# [EXERCISE DATA]
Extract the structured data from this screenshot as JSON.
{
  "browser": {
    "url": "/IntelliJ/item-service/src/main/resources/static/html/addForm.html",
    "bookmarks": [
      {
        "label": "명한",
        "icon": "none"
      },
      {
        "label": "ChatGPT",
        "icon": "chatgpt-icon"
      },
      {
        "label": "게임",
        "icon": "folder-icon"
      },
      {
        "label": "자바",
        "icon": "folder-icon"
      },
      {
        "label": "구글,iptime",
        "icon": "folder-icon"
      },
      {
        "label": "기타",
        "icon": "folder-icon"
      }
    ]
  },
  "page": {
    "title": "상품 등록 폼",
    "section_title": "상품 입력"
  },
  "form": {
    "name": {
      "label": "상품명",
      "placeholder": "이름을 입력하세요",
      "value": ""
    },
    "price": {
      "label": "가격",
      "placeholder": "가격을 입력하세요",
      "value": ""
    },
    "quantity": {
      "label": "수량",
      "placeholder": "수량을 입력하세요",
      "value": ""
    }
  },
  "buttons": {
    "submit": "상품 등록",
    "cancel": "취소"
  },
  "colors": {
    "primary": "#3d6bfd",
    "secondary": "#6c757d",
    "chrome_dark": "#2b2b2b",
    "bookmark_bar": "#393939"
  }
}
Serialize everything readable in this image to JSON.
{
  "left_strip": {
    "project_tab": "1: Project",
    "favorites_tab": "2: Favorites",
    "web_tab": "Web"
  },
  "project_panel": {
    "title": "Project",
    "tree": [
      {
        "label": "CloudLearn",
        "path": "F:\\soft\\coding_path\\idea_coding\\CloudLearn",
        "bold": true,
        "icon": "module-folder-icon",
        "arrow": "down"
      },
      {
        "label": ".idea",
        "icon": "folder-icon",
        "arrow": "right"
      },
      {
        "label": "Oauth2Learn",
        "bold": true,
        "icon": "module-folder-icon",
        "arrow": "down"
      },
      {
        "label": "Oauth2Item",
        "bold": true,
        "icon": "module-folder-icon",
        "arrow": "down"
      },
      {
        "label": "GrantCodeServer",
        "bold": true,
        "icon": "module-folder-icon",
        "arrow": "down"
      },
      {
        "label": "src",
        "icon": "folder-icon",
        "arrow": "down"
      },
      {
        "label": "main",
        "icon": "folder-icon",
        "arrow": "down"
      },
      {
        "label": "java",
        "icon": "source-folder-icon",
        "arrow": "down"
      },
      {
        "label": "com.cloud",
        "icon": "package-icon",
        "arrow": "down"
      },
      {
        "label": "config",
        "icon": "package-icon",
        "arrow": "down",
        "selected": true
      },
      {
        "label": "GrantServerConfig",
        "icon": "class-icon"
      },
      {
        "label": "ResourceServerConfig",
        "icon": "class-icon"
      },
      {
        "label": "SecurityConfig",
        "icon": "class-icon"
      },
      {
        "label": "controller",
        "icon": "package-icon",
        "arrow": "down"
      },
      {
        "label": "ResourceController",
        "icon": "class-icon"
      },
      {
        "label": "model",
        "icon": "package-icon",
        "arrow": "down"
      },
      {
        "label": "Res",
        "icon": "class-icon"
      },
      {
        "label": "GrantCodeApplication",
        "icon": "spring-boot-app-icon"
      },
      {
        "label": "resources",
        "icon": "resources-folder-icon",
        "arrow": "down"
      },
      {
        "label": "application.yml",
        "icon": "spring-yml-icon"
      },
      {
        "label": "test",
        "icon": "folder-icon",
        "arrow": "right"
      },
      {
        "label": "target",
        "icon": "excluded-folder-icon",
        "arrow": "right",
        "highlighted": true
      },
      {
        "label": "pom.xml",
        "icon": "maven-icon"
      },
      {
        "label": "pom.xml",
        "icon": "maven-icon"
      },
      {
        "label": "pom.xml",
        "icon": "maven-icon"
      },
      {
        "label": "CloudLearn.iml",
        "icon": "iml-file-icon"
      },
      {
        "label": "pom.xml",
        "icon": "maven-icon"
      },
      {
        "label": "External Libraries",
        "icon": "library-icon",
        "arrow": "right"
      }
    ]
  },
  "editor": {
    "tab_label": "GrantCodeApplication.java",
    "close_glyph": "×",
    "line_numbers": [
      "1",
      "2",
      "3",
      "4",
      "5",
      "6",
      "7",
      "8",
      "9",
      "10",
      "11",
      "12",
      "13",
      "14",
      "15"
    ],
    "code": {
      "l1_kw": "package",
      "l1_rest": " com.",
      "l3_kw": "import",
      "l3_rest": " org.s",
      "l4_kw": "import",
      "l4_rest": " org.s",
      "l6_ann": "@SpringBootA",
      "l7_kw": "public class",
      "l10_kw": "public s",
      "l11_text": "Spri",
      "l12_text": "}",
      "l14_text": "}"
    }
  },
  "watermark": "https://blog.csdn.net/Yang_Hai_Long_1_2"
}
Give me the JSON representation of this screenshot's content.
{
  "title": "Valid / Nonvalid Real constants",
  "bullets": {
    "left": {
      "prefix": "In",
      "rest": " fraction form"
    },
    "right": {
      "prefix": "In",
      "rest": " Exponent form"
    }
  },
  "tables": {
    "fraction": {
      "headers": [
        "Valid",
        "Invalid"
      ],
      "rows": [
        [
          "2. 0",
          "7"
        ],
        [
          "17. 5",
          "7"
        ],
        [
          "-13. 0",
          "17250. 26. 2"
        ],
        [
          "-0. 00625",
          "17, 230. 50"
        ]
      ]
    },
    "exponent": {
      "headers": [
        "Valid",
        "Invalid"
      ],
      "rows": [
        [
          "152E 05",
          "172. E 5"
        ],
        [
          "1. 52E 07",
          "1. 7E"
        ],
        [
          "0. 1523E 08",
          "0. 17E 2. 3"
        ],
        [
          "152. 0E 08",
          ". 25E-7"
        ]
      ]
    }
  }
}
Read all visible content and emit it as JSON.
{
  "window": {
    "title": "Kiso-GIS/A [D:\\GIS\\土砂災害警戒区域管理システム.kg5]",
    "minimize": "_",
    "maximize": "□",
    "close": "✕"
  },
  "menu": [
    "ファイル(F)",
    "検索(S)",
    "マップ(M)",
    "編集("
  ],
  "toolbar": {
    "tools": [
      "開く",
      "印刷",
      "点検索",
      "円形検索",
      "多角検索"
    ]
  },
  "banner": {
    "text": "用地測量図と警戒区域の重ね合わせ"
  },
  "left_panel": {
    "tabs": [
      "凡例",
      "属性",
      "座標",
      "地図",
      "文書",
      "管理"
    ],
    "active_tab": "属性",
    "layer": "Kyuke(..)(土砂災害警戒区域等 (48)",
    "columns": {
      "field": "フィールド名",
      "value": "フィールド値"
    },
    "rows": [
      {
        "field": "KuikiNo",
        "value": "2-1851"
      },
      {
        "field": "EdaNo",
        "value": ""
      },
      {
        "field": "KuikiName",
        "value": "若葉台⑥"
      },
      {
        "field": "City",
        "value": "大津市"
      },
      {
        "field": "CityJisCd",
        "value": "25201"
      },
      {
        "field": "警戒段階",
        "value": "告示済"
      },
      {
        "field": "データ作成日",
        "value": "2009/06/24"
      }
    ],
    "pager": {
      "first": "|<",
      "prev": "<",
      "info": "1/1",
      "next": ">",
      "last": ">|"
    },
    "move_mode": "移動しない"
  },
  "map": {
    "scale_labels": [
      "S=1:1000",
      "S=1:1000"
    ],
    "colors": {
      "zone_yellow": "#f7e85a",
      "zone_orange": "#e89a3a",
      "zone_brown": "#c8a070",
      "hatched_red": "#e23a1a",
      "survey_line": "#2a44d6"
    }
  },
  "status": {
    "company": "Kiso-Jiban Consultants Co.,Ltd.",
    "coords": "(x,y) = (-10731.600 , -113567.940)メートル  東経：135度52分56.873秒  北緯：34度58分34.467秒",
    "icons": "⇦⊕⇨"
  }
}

--

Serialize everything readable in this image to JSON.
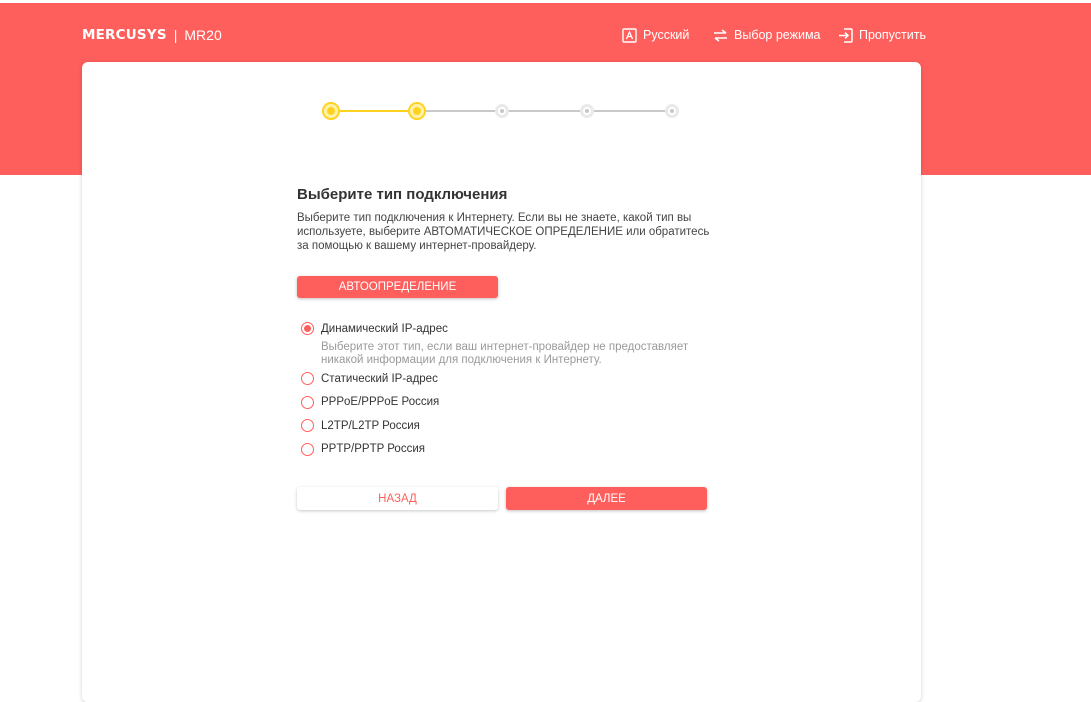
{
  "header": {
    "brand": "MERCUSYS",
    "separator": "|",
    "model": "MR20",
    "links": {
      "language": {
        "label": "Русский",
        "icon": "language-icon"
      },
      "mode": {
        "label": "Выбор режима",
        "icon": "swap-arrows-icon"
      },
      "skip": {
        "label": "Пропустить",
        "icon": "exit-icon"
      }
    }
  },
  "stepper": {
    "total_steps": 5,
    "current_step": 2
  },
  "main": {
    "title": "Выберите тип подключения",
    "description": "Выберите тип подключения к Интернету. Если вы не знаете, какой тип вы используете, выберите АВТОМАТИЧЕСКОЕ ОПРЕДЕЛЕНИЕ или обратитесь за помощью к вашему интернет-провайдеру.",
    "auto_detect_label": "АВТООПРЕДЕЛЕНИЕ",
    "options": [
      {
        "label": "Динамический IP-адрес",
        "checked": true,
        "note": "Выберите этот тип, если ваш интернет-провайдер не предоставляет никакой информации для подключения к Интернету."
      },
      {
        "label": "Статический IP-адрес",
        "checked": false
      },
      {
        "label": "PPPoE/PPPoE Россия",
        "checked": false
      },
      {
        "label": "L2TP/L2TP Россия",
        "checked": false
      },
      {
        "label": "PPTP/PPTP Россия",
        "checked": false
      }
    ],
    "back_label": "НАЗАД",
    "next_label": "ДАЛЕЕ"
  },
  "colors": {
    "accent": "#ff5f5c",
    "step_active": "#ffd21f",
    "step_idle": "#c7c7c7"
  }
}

# [WHAT YOU ARE ASKED TO DO]
From the entries above, copy each line holding "Россия".

# [TASK SOLUTION]
        "label": "PPPoE/PPPoE Россия",
        "label": "L2TP/L2TP Россия",
        "label": "PPTP/PPTP Россия",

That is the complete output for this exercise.